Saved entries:
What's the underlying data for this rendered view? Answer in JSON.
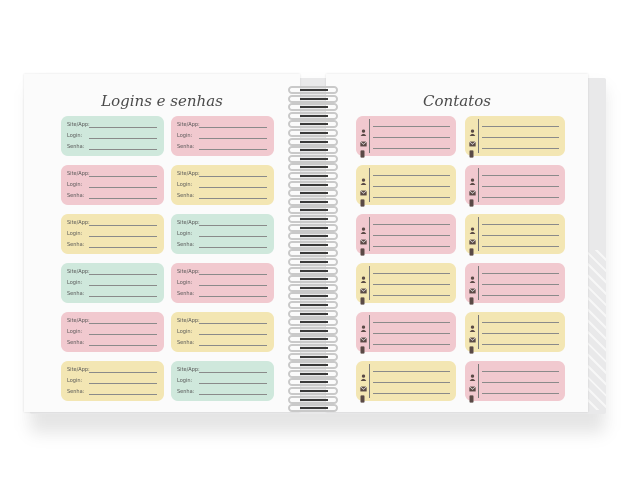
{
  "left_page": {
    "title": "Logins e senhas",
    "field_labels": [
      "Site/App:",
      "Login:",
      "Senha:"
    ],
    "card_colors": [
      [
        "#cfe8dc",
        "#f1c9cf"
      ],
      [
        "#f1c9cf",
        "#f3e6b3"
      ],
      [
        "#f3e6b3",
        "#cfe8dc"
      ],
      [
        "#cfe8dc",
        "#f1c9cf"
      ],
      [
        "#f1c9cf",
        "#f3e6b3"
      ],
      [
        "#f3e6b3",
        "#cfe8dc"
      ]
    ]
  },
  "right_page": {
    "title": "Contatos",
    "card_colors": [
      [
        "#f1c9cf",
        "#f3e6b3"
      ],
      [
        "#f3e6b3",
        "#f1c9cf"
      ],
      [
        "#f1c9cf",
        "#f3e6b3"
      ],
      [
        "#f3e6b3",
        "#f1c9cf"
      ],
      [
        "#f1c9cf",
        "#f3e6b3"
      ],
      [
        "#f3e6b3",
        "#f1c9cf"
      ]
    ],
    "icons": [
      "person-icon",
      "envelope-icon",
      "phone-icon"
    ]
  },
  "colors": {
    "icon": "#5a4a46",
    "ring": "#c9c9c9",
    "cover": "#e9e9ea"
  }
}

Stated exercise: Every record above should be written out again without change, except that the pictures are left out.

Correct response:
What's the underlying data for this rendered view? Answer in JSON.
{
  "left_page": {
    "title": "Logins e senhas",
    "field_labels": [
      "Site/App:",
      "Login:",
      "Senha:"
    ],
    "card_colors": [
      [
        "#cfe8dc",
        "#f1c9cf"
      ],
      [
        "#f1c9cf",
        "#f3e6b3"
      ],
      [
        "#f3e6b3",
        "#cfe8dc"
      ],
      [
        "#cfe8dc",
        "#f1c9cf"
      ],
      [
        "#f1c9cf",
        "#f3e6b3"
      ],
      [
        "#f3e6b3",
        "#cfe8dc"
      ]
    ]
  },
  "right_page": {
    "title": "Contatos",
    "card_colors": [
      [
        "#f1c9cf",
        "#f3e6b3"
      ],
      [
        "#f3e6b3",
        "#f1c9cf"
      ],
      [
        "#f1c9cf",
        "#f3e6b3"
      ],
      [
        "#f3e6b3",
        "#f1c9cf"
      ],
      [
        "#f1c9cf",
        "#f3e6b3"
      ],
      [
        "#f3e6b3",
        "#f1c9cf"
      ]
    ],
    "icons": [
      "person-icon",
      "envelope-icon",
      "phone-icon"
    ]
  },
  "colors": {
    "icon": "#5a4a46",
    "ring": "#c9c9c9",
    "cover": "#e9e9ea"
  }
}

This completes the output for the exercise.